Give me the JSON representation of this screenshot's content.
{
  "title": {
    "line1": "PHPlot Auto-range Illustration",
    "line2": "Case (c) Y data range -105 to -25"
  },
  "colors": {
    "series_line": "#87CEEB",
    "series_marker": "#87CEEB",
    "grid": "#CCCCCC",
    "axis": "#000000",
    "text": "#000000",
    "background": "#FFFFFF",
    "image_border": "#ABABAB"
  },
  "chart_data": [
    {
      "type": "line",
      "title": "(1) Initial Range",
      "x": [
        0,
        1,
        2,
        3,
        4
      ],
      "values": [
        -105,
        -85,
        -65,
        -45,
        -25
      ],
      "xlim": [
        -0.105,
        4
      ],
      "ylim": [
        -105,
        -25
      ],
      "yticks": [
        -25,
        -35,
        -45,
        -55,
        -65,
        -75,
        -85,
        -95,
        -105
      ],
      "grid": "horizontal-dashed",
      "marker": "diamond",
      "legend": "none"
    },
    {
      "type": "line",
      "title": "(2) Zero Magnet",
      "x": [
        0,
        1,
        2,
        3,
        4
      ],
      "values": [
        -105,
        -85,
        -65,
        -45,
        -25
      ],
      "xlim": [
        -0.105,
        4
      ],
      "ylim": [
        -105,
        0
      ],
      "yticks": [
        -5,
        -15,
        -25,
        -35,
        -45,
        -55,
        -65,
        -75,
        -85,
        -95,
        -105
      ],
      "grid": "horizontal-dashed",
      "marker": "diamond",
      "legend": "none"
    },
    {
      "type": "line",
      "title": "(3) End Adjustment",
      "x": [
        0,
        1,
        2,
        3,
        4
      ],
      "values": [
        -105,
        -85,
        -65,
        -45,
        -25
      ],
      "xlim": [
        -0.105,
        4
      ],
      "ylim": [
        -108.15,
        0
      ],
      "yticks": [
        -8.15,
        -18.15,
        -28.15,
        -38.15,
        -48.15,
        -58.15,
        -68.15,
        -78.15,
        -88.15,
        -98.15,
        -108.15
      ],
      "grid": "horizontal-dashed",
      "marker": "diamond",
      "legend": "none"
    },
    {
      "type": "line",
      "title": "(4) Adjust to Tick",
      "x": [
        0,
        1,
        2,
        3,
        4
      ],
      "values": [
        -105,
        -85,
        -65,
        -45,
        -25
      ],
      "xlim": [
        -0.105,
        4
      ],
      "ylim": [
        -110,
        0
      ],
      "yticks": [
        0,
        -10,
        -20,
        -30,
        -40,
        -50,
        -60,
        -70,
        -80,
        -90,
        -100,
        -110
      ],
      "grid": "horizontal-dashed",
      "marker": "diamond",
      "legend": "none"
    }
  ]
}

*****

- [Stated goal]:
Restate the data above word for word.

- [Result]:
Give me the JSON representation of this screenshot's content.
{
  "title": {
    "line1": "PHPlot Auto-range Illustration",
    "line2": "Case (c) Y data range -105 to -25"
  },
  "colors": {
    "series_line": "#87CEEB",
    "series_marker": "#87CEEB",
    "grid": "#CCCCCC",
    "axis": "#000000",
    "text": "#000000",
    "background": "#FFFFFF",
    "image_border": "#ABABAB"
  },
  "chart_data": [
    {
      "type": "line",
      "title": "(1) Initial Range",
      "x": [
        0,
        1,
        2,
        3,
        4
      ],
      "values": [
        -105,
        -85,
        -65,
        -45,
        -25
      ],
      "xlim": [
        -0.105,
        4
      ],
      "ylim": [
        -105,
        -25
      ],
      "yticks": [
        -25,
        -35,
        -45,
        -55,
        -65,
        -75,
        -85,
        -95,
        -105
      ],
      "grid": "horizontal-dashed",
      "marker": "diamond",
      "legend": "none"
    },
    {
      "type": "line",
      "title": "(2) Zero Magnet",
      "x": [
        0,
        1,
        2,
        3,
        4
      ],
      "values": [
        -105,
        -85,
        -65,
        -45,
        -25
      ],
      "xlim": [
        -0.105,
        4
      ],
      "ylim": [
        -105,
        0
      ],
      "yticks": [
        -5,
        -15,
        -25,
        -35,
        -45,
        -55,
        -65,
        -75,
        -85,
        -95,
        -105
      ],
      "grid": "horizontal-dashed",
      "marker": "diamond",
      "legend": "none"
    },
    {
      "type": "line",
      "title": "(3) End Adjustment",
      "x": [
        0,
        1,
        2,
        3,
        4
      ],
      "values": [
        -105,
        -85,
        -65,
        -45,
        -25
      ],
      "xlim": [
        -0.105,
        4
      ],
      "ylim": [
        -108.15,
        0
      ],
      "yticks": [
        -8.15,
        -18.15,
        -28.15,
        -38.15,
        -48.15,
        -58.15,
        -68.15,
        -78.15,
        -88.15,
        -98.15,
        -108.15
      ],
      "grid": "horizontal-dashed",
      "marker": "diamond",
      "legend": "none"
    },
    {
      "type": "line",
      "title": "(4) Adjust to Tick",
      "x": [
        0,
        1,
        2,
        3,
        4
      ],
      "values": [
        -105,
        -85,
        -65,
        -45,
        -25
      ],
      "xlim": [
        -0.105,
        4
      ],
      "ylim": [
        -110,
        0
      ],
      "yticks": [
        0,
        -10,
        -20,
        -30,
        -40,
        -50,
        -60,
        -70,
        -80,
        -90,
        -100,
        -110
      ],
      "grid": "horizontal-dashed",
      "marker": "diamond",
      "legend": "none"
    }
  ]
}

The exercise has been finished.